■ **Given instruction**
Copy the items verbatim, from the first line through the line containing "y2-tick-label: 139 [128, 177, 148, 191]", including that line.

Records from a collection:
::::

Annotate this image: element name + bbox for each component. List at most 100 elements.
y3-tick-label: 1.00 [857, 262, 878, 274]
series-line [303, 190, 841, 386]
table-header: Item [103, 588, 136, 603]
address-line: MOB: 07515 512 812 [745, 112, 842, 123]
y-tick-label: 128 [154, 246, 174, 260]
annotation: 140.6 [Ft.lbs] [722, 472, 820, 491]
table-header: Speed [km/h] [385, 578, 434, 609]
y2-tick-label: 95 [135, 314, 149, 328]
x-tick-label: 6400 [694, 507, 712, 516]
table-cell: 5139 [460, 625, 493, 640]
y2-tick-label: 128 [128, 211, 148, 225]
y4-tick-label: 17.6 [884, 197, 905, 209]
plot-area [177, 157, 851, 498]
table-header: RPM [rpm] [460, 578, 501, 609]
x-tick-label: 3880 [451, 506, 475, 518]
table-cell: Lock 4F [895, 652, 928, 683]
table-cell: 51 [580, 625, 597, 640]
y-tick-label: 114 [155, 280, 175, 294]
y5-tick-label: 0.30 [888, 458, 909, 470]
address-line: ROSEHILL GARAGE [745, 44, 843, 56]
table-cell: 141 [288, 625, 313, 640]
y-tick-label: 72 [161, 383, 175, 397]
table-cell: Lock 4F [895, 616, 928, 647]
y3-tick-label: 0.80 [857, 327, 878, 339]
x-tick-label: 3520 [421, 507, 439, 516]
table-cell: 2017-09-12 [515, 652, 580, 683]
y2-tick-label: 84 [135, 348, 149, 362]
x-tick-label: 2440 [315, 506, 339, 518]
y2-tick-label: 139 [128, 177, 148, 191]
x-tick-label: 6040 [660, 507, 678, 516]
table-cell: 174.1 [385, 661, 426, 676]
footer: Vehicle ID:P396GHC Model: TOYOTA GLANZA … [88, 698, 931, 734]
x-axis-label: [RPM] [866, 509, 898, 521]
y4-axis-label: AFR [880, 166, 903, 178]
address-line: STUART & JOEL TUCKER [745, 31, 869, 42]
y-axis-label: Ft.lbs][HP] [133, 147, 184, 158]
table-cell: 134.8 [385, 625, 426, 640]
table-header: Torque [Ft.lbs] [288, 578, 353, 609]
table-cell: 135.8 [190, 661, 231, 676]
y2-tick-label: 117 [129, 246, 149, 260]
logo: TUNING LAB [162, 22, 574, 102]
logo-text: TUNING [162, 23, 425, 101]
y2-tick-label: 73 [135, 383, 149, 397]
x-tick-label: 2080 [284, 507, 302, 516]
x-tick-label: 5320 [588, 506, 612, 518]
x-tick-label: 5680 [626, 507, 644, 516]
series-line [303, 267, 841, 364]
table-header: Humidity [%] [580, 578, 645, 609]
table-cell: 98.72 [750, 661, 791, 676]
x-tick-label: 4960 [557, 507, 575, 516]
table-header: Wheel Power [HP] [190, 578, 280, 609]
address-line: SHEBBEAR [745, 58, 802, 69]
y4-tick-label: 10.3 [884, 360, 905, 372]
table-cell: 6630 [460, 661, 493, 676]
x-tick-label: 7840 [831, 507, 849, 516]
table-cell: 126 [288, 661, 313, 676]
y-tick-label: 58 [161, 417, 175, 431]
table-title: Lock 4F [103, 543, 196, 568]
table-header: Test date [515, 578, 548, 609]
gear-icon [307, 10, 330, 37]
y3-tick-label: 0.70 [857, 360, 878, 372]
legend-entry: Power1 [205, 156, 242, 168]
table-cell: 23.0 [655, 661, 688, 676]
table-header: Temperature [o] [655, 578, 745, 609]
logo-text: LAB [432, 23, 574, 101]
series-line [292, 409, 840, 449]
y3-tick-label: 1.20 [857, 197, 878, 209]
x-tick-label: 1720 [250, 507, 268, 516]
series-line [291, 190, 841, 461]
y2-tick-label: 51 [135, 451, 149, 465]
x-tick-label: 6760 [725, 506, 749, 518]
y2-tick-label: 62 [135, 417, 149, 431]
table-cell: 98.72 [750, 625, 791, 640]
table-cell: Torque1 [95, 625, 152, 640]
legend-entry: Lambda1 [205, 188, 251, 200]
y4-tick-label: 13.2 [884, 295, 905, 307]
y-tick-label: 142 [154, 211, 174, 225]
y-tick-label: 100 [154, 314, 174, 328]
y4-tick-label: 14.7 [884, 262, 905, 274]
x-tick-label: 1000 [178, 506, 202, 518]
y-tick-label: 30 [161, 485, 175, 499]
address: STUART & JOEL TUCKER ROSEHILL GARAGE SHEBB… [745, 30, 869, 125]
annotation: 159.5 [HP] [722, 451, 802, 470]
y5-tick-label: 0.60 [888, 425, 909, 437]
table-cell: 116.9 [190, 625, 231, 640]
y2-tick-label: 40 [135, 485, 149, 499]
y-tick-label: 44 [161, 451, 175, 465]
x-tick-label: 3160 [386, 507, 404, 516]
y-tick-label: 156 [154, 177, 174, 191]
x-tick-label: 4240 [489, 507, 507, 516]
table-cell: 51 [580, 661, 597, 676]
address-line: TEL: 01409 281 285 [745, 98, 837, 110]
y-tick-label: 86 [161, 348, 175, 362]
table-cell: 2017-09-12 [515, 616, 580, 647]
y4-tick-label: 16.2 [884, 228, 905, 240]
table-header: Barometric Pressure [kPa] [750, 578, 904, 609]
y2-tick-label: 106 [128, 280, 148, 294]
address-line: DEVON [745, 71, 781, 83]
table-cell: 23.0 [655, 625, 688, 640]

::::

■ **Correct output**
Annotate this image: element name + bbox for each component. List at most 100 elements.
y3-tick-label: 1.00 [857, 262, 878, 274]
series-line [303, 190, 841, 386]
table-header: Item [103, 588, 136, 603]
address-line: MOB: 07515 512 812 [745, 112, 842, 123]
y-tick-label: 128 [154, 246, 174, 260]
annotation: 140.6 [Ft.lbs] [722, 472, 820, 491]
table-header: Speed [km/h] [385, 578, 434, 609]
y2-tick-label: 95 [135, 314, 149, 328]
x-tick-label: 6400 [694, 507, 712, 516]
table-cell: 5139 [460, 625, 493, 640]
y2-tick-label: 128 [128, 211, 148, 225]
y4-tick-label: 17.6 [884, 197, 905, 209]
plot-area [177, 157, 851, 498]
table-header: RPM [rpm] [460, 578, 501, 609]
x-tick-label: 3880 [451, 506, 475, 518]
table-cell: Lock 4F [895, 652, 928, 683]
table-cell: 51 [580, 625, 597, 640]
y-tick-label: 114 [155, 280, 175, 294]
y5-tick-label: 0.30 [888, 458, 909, 470]
address-line: ROSEHILL GARAGE [745, 44, 843, 56]
table-cell: 141 [288, 625, 313, 640]
y-tick-label: 72 [161, 383, 175, 397]
table-cell: Lock 4F [895, 616, 928, 647]
y3-tick-label: 0.80 [857, 327, 878, 339]
x-tick-label: 3520 [421, 507, 439, 516]
table-cell: 2017-09-12 [515, 652, 580, 683]
y2-tick-label: 84 [135, 348, 149, 362]
x-tick-label: 2440 [315, 506, 339, 518]
y2-tick-label: 139 [128, 177, 148, 191]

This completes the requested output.